══ DATA FOR THIS TASK ══

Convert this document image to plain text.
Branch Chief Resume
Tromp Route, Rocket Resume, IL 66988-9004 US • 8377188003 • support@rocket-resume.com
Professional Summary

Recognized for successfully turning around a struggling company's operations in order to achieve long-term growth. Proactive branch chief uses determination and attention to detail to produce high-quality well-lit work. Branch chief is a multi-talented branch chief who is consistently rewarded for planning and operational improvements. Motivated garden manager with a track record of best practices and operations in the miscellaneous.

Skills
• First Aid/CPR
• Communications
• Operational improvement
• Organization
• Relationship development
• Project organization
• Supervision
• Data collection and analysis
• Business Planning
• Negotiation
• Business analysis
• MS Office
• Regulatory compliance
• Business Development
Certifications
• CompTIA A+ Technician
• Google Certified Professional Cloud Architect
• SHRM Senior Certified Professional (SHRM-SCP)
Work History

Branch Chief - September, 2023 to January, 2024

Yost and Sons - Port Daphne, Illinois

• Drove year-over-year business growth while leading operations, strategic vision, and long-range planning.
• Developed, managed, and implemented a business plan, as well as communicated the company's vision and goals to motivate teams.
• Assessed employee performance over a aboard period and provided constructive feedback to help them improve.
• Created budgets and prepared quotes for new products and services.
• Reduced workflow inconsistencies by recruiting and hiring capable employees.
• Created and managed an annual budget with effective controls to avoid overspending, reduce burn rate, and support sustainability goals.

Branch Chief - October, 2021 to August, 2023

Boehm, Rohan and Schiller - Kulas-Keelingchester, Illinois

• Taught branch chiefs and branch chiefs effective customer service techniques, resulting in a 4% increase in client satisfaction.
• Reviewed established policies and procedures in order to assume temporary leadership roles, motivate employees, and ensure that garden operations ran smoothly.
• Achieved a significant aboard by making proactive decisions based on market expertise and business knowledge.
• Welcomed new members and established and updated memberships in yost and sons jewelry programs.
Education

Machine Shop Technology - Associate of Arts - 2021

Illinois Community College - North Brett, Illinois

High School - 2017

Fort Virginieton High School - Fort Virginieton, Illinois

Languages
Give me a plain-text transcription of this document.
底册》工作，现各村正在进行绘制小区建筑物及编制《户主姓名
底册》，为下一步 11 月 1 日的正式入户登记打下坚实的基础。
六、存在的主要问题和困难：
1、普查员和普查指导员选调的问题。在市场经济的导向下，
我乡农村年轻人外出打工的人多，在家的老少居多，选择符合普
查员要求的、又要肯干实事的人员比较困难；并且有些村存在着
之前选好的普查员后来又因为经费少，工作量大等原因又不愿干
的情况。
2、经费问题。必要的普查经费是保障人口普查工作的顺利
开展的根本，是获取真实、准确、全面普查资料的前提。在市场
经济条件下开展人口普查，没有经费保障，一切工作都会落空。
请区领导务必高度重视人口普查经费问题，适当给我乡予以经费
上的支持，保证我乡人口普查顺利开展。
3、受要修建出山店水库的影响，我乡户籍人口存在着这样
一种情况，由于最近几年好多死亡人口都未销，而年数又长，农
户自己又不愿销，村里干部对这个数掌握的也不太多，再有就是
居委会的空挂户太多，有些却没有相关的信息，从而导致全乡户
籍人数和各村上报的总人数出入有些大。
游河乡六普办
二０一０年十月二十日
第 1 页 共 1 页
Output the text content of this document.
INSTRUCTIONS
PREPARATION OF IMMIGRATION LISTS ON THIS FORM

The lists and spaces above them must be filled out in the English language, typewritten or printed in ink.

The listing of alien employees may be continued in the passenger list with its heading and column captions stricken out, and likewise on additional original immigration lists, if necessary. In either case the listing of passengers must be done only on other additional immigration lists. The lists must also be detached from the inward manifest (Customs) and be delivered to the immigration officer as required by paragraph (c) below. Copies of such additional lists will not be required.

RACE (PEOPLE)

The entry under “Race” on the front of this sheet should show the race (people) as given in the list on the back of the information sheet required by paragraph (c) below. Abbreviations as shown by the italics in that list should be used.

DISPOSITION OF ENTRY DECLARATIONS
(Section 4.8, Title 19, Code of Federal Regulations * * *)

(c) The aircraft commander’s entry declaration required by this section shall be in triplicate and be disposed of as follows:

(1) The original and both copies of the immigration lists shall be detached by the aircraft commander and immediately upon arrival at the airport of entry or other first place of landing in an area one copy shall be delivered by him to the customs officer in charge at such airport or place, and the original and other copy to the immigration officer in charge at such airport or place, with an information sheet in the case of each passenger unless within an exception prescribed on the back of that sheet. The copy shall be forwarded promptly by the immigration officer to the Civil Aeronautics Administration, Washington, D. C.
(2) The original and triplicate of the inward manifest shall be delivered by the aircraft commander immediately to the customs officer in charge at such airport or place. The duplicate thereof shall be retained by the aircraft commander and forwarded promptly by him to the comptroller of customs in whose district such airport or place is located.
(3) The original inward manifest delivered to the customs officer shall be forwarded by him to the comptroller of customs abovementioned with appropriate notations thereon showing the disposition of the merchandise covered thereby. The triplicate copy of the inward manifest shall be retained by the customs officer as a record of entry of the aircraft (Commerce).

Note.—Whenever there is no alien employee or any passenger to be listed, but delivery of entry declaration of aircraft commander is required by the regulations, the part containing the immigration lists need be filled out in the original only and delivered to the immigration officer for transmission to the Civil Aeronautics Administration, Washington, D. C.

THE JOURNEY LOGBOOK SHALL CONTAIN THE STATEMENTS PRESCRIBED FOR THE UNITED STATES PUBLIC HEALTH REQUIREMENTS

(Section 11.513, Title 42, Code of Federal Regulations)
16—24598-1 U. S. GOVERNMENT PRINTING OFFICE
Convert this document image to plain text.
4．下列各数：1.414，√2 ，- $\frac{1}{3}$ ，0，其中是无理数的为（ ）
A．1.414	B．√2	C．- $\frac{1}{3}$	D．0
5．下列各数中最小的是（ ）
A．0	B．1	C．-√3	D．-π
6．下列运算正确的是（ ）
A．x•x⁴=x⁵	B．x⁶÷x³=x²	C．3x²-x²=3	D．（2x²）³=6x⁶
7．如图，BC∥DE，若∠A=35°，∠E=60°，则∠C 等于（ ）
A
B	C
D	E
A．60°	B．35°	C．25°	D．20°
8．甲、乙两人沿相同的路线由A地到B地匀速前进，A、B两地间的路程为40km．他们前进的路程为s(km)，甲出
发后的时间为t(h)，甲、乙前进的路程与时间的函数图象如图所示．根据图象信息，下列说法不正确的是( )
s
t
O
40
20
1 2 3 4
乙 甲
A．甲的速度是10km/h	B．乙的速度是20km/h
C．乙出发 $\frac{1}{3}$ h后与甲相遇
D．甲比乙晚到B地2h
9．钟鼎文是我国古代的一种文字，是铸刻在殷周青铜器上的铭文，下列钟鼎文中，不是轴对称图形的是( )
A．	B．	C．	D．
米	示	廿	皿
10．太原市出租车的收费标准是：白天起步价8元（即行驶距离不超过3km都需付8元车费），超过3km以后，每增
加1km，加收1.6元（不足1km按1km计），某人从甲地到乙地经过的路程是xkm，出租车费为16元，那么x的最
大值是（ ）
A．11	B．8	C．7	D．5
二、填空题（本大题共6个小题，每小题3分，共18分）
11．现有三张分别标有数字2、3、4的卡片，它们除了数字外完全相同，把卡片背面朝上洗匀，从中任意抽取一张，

═══

**WHAT THE TASK REQUIRES:**
Output the entries exactly.

**ANSWER FOR THE TASK:**
Convert this document image to plain text.
Branch Chief Resume
Tromp Route, Rocket Resume, IL 66988-9004 US • 8377188003 • support@rocket-resume.com
Professional Summary

Recognized for successfully turning around a struggling company's operations in order to achieve long-term growth. Proactive branch chief uses determination and attention to detail to produce high-quality well-lit work. Branch chief is a multi-talented branch chief who is consistently rewarded for planning and operational improvements. Motivated garden manager with a track record of best practices and operations in the miscellaneous.

Skills
• First Aid/CPR
• Communications
• Operational improvement
• Organization
• Relationship development
• Project organization
• Supervision
• Data collection and analysis
• Business Planning
• Negotiation
• Business analysis
• MS Office
• Regulatory compliance
• Business Development
Certifications
• CompTIA A+ Technician
• Google Certified Professional Cloud Architect
• SHRM Senior Certified Professional (SHRM-SCP)
Work History

Branch Chief - September, 2023 to January, 2024

Yost and Sons - Port Daphne, Illinois

• Drove year-over-year business growth while leading operations, strategic vision, and long-range planning.
• Developed, managed, and implemented a business plan, as well as communicated the company's vision and goals to motivate teams.
• Assessed employee performance over a aboard period and provided constructive feedback to help them improve.
• Created budgets and prepared quotes for new products and services.
• Reduced workflow inconsistencies by recruiting and hiring capable employees.
• Created and managed an annual budget with effective controls to avoid overspending, reduce burn rate, and support sustainability goals.

Branch Chief - October, 2021 to August, 2023

Boehm, Rohan and Schiller - Kulas-Keelingchester, Illinois

• Taught branch chiefs and branch chiefs effective customer service techniques, resulting in a 4% increase in client satisfaction.
• Reviewed established policies and procedures in order to assume temporary leadership roles, motivate employees, and ensure that garden operations ran smoothly.
• Achieved a significant aboard by making proactive decisions based on market expertise and business knowledge.
• Welcomed new members and established and updated memberships in yost and sons jewelry programs.
Education

Machine Shop Technology - Associate of Arts - 2021

Illinois Community College - North Brett, Illinois

High School - 2017

Fort Virginieton High School - Fort Virginieton, Illinois

Languages
Give me a plain-text transcription of this document.
底册》工作，现各村正在进行绘制小区建筑物及编制《户主姓名
底册》，为下一步 11 月 1 日的正式入户登记打下坚实的基础。
六、存在的主要问题和困难：
1、普查员和普查指导员选调的问题。在市场经济的导向下，
我乡农村年轻人外出打工的人多，在家的老少居多，选择符合普
查员要求的、又要肯干实事的人员比较困难；并且有些村存在着
之前选好的普查员后来又因为经费少，工作量大等原因又不愿干
的情况。
2、经费问题。必要的普查经费是保障人口普查工作的顺利
开展的根本，是获取真实、准确、全面普查资料的前提。在市场
经济条件下开展人口普查，没有经费保障，一切工作都会落空。
请区领导务必高度重视人口普查经费问题，适当给我乡予以经费
上的支持，保证我乡人口普查顺利开展。
3、受要修建出山店水库的影响，我乡户籍人口存在着这样
一种情况，由于最近几年好多死亡人口都未销，而年数又长，农
户自己又不愿销，村里干部对这个数掌握的也不太多，再有就是
居委会的空挂户太多，有些却没有相关的信息，从而导致全乡户
籍人数和各村上报的总人数出入有些大。
游河乡六普办
二０一０年十月二十日
第 1 页 共 1 页
Output the text content of this document.
INSTRUCTIONS
PREPARATION OF IMMIGRATION LISTS ON THIS FORM

The lists and spaces above them must be filled out in the English language, typewritten or printed in ink.

The listing of alien employees may be continued in the passenger list with its heading and column captions stricken out, and likewise on additional original immigration lists, if necessary. In either case the listing of passengers must be done only on other additional immigration lists. The lists must also be detached from the inward manifest (Customs) and be delivered to the immigration officer as required by paragraph (c) below. Copies of such additional lists will not be required.

RACE (PEOPLE)

The entry under “Race” on the front of this sheet should show the race (people) as given in the list on the back of the information sheet required by paragraph (c) below. Abbreviations as shown by the italics in that list should be used.

DISPOSITION OF ENTRY DECLARATIONS
(Section 4.8, Title 19, Code of Federal Regulations * * *)

(c) The aircraft commander’s entry declaration required by this section shall be in triplicate and be disposed of as follows:

(1) The original and both copies of the immigration lists shall be detached by the aircraft commander and immediately upon arrival at the airport of entry or other first place of landing in an area one copy shall be delivered by him to the customs officer in charge at such airport or place, and the original and other copy to the immigration officer in charge at such airport or place, with an information sheet in the case of each passenger unless within an exception prescribed on the back of that sheet. The copy shall be forwarded promptly by the immigration officer to the Civil Aeronautics Administration, Washington, D. C.
(2) The original and triplicate of the inward manifest shall be delivered by the aircraft commander immediately to the customs officer in charge at such airport or place. The duplicate thereof shall be retained by the aircraft commander and forwarded promptly by him to the comptroller of customs in whose district such airport or place is located.
(3) The original inward manifest delivered to the customs officer shall be forwarded by him to the comptroller of customs abovementioned with appropriate notations thereon showing the disposition of the merchandise covered thereby. The triplicate copy of the inward manifest shall be retained by the customs officer as a record of entry of the aircraft (Commerce).

Note.—Whenever there is no alien employee or any passenger to be listed, but delivery of entry declaration of aircraft commander is required by the regulations, the part containing the immigration lists need be filled out in the original only and delivered to the immigration officer for transmission to the Civil Aeronautics Administration, Washington, D. C.

THE JOURNEY LOGBOOK SHALL CONTAIN THE STATEMENTS PRESCRIBED FOR THE UNITED STATES PUBLIC HEALTH REQUIREMENTS

(Section 11.513, Title 42, Code of Federal Regulations)
16—24598-1 U. S. GOVERNMENT PRINTING OFFICE
Convert this document image to plain text.
4．下列各数：1.414，√2 ，- $\frac{1}{3}$ ，0，其中是无理数的为（ ）
A．1.414	B．√2	C．- $\frac{1}{3}$	D．0
5．下列各数中最小的是（ ）
A．0	B．1	C．-√3	D．-π
6．下列运算正确的是（ ）
A．x•x⁴=x⁵	B．x⁶÷x³=x²	C．3x²-x²=3	D．（2x²）³=6x⁶
7．如图，BC∥DE，若∠A=35°，∠E=60°，则∠C 等于（ ）
A
B	C
D	E
A．60°	B．35°	C．25°	D．20°
8．甲、乙两人沿相同的路线由A地到B地匀速前进，A、B两地间的路程为40km．他们前进的路程为s(km)，甲出
发后的时间为t(h)，甲、乙前进的路程与时间的函数图象如图所示．根据图象信息，下列说法不正确的是( )
s
t
O
40
20
1 2 3 4
乙 甲
A．甲的速度是10km/h	B．乙的速度是20km/h
C．乙出发 $\frac{1}{3}$ h后与甲相遇
D．甲比乙晚到B地2h
9．钟鼎文是我国古代的一种文字，是铸刻在殷周青铜器上的铭文，下列钟鼎文中，不是轴对称图形的是( )
A．	B．	C．	D．
米	示	廿	皿
10．太原市出租车的收费标准是：白天起步价8元（即行驶距离不超过3km都需付8元车费），超过3km以后，每增
加1km，加收1.6元（不足1km按1km计），某人从甲地到乙地经过的路程是xkm，出租车费为16元，那么x的最
大值是（ ）
A．11	B．8	C．7	D．5
二、填空题（本大题共6个小题，每小题3分，共18分）
11．现有三张分别标有数字2、3、4的卡片，它们除了数字外完全相同，把卡片背面朝上洗匀，从中任意抽取一张，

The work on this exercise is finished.